Exercise = Produce an exact transcription of the listing below, omitting the pictures.
## BEGIN Extracted data
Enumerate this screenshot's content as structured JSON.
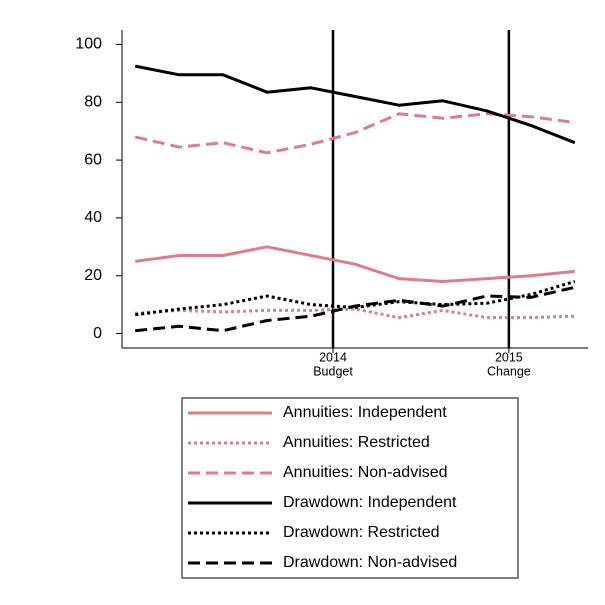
{
  "chart_data": {
    "type": "line",
    "x": [
      0,
      1,
      2,
      3,
      4,
      5,
      6,
      7,
      8,
      9,
      10
    ],
    "xlim": [
      -0.3,
      10.3
    ],
    "xticks": [
      {
        "value": 4.5,
        "label": [
          "2014",
          "Budget"
        ]
      },
      {
        "value": 8.5,
        "label": [
          "2015",
          "Change"
        ]
      }
    ],
    "ylim": [
      -5,
      105
    ],
    "yticks": [
      0,
      20,
      40,
      60,
      80,
      100
    ],
    "series": [
      {
        "name": "Annuities: Independent",
        "color": "#e07b8b",
        "dash": "solid",
        "values": [
          25,
          27,
          27,
          30,
          27,
          24,
          19,
          18,
          19,
          20,
          21.5
        ]
      },
      {
        "name": "Annuities: Restricted",
        "color": "#e07b8b",
        "dash": "dotted",
        "values": [
          7,
          8,
          7.5,
          8,
          8,
          8.5,
          5.5,
          8,
          5.5,
          5.5,
          6
        ]
      },
      {
        "name": "Annuities: Non-advised",
        "color": "#e07b8b",
        "dash": "dashed",
        "values": [
          68,
          64.5,
          66,
          62.5,
          65.5,
          69.5,
          76,
          74.5,
          76,
          75,
          73
        ]
      },
      {
        "name": "Drawdown: Independent",
        "color": "#000000",
        "dash": "solid",
        "values": [
          92.5,
          89.5,
          89.5,
          83.5,
          85,
          82,
          79,
          80.5,
          77,
          72,
          66
        ]
      },
      {
        "name": "Drawdown: Restricted",
        "color": "#000000",
        "dash": "dotted",
        "values": [
          6.5,
          8.5,
          10,
          13,
          10,
          9,
          11,
          10,
          10.5,
          13.5,
          18
        ]
      },
      {
        "name": "Drawdown: Non-advised",
        "color": "#000000",
        "dash": "dashed",
        "values": [
          1,
          2.5,
          1,
          4.5,
          6,
          9.5,
          11.5,
          9.5,
          13,
          12.5,
          16
        ]
      }
    ]
  }
}
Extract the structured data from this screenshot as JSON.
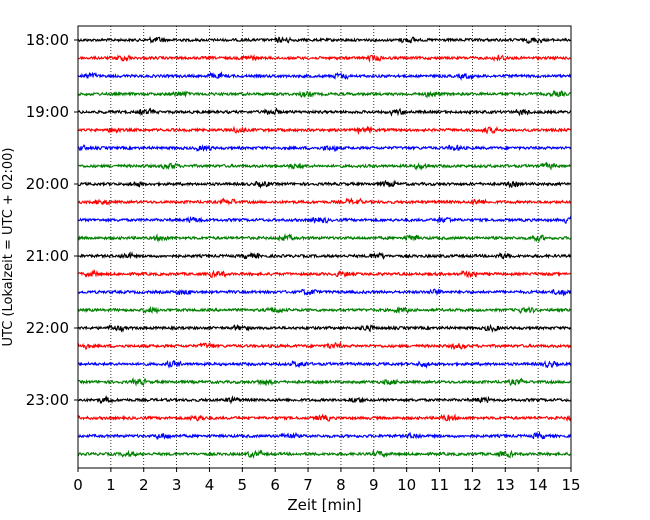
{
  "chart_data": {
    "type": "line",
    "title": "",
    "xlabel": "Zeit  [min]",
    "ylabel": "UTC (Lokalzeit = UTC + 02:00)",
    "xlim": [
      0,
      15
    ],
    "x_ticks": [
      "0",
      "1",
      "2",
      "3",
      "4",
      "5",
      "6",
      "7",
      "8",
      "9",
      "10",
      "11",
      "12",
      "13",
      "14",
      "15"
    ],
    "y_ticks": [
      "18:00",
      "19:00",
      "20:00",
      "21:00",
      "22:00",
      "23:00"
    ],
    "grid": "vertical-dotted",
    "trace_interval_minutes": 15,
    "start_time": "18:00",
    "trace_count": 24,
    "trace_colors": [
      "#000000",
      "#ff0000",
      "#0000ff",
      "#008000"
    ]
  }
}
## END Extracted data
Full response =
Enumerate this screenshot's content as structured JSON.
{
  "chart_data": {
    "type": "line",
    "x": [
      0,
      1,
      2,
      3,
      4,
      5,
      6,
      7,
      8,
      9,
      10
    ],
    "xlim": [
      -0.3,
      10.3
    ],
    "xticks": [
      {
        "value": 4.5,
        "label": [
          "2014",
          "Budget"
        ]
      },
      {
        "value": 8.5,
        "label": [
          "2015",
          "Change"
        ]
      }
    ],
    "ylim": [
      -5,
      105
    ],
    "yticks": [
      0,
      20,
      40,
      60,
      80,
      100
    ],
    "series": [
      {
        "name": "Annuities: Independent",
        "color": "#e07b8b",
        "dash": "solid",
        "values": [
          25,
          27,
          27,
          30,
          27,
          24,
          19,
          18,
          19,
          20,
          21.5
        ]
      },
      {
        "name": "Annuities: Restricted",
        "color": "#e07b8b",
        "dash": "dotted",
        "values": [
          7,
          8,
          7.5,
          8,
          8,
          8.5,
          5.5,
          8,
          5.5,
          5.5,
          6
        ]
      },
      {
        "name": "Annuities: Non-advised",
        "color": "#e07b8b",
        "dash": "dashed",
        "values": [
          68,
          64.5,
          66,
          62.5,
          65.5,
          69.5,
          76,
          74.5,
          76,
          75,
          73
        ]
      },
      {
        "name": "Drawdown: Independent",
        "color": "#000000",
        "dash": "solid",
        "values": [
          92.5,
          89.5,
          89.5,
          83.5,
          85,
          82,
          79,
          80.5,
          77,
          72,
          66
        ]
      },
      {
        "name": "Drawdown: Restricted",
        "color": "#000000",
        "dash": "dotted",
        "values": [
          6.5,
          8.5,
          10,
          13,
          10,
          9,
          11,
          10,
          10.5,
          13.5,
          18
        ]
      },
      {
        "name": "Drawdown: Non-advised",
        "color": "#000000",
        "dash": "dashed",
        "values": [
          1,
          2.5,
          1,
          4.5,
          6,
          9.5,
          11.5,
          9.5,
          13,
          12.5,
          16
        ]
      }
    ]
  }
}
Extract the structured data from this screenshot as JSON.
{
  "chart_data": {
    "type": "line",
    "title": "",
    "xlabel": "Zeit  [min]",
    "ylabel": "UTC (Lokalzeit = UTC + 02:00)",
    "xlim": [
      0,
      15
    ],
    "x_ticks": [
      "0",
      "1",
      "2",
      "3",
      "4",
      "5",
      "6",
      "7",
      "8",
      "9",
      "10",
      "11",
      "12",
      "13",
      "14",
      "15"
    ],
    "y_ticks": [
      "18:00",
      "19:00",
      "20:00",
      "21:00",
      "22:00",
      "23:00"
    ],
    "grid": "vertical-dotted",
    "trace_interval_minutes": 15,
    "start_time": "18:00",
    "trace_count": 24,
    "trace_colors": [
      "#000000",
      "#ff0000",
      "#0000ff",
      "#008000"
    ]
  }
}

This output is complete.